Task objective: Below is a listing; reproduce each line of it exactly.

++++++++

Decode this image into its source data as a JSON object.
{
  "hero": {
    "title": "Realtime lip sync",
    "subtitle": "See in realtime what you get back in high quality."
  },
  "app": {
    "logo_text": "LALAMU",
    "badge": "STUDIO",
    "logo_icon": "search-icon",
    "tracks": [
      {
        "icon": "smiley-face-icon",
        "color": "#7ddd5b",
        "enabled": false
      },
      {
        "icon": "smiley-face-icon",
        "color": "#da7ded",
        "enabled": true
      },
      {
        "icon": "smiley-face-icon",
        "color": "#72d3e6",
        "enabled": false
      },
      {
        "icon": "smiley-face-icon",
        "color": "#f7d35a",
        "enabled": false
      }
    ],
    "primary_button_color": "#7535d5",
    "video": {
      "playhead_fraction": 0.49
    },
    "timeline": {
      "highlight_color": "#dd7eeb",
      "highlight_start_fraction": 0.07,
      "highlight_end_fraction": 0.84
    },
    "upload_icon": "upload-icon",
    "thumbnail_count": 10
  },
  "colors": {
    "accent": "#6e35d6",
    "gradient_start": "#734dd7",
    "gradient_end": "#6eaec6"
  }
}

++++++++

Answer for this exercise:
Decode this image into its source data as a JSON object.
{
  "hero": {
    "title": "Realtime lip sync",
    "subtitle": "See in realtime what you get back in high quality."
  },
  "app": {
    "logo_text": "LALAMU",
    "badge": "STUDIO",
    "logo_icon": "search-icon",
    "tracks": [
      {
        "icon": "smiley-face-icon",
        "color": "#7ddd5b",
        "enabled": false
      },
      {
        "icon": "smiley-face-icon",
        "color": "#da7ded",
        "enabled": true
      },
      {
        "icon": "smiley-face-icon",
        "color": "#72d3e6",
        "enabled": false
      },
      {
        "icon": "smiley-face-icon",
        "color": "#f7d35a",
        "enabled": false
      }
    ],
    "primary_button_color": "#7535d5",
    "video": {
      "playhead_fraction": 0.49
    },
    "timeline": {
      "highlight_color": "#dd7eeb",
      "highlight_start_fraction": 0.07,
      "highlight_end_fraction": 0.84
    },
    "upload_icon": "upload-icon",
    "thumbnail_count": 10
  },
  "colors": {
    "accent": "#6e35d6",
    "gradient_start": "#734dd7",
    "gradient_end": "#6eaec6"
  }
}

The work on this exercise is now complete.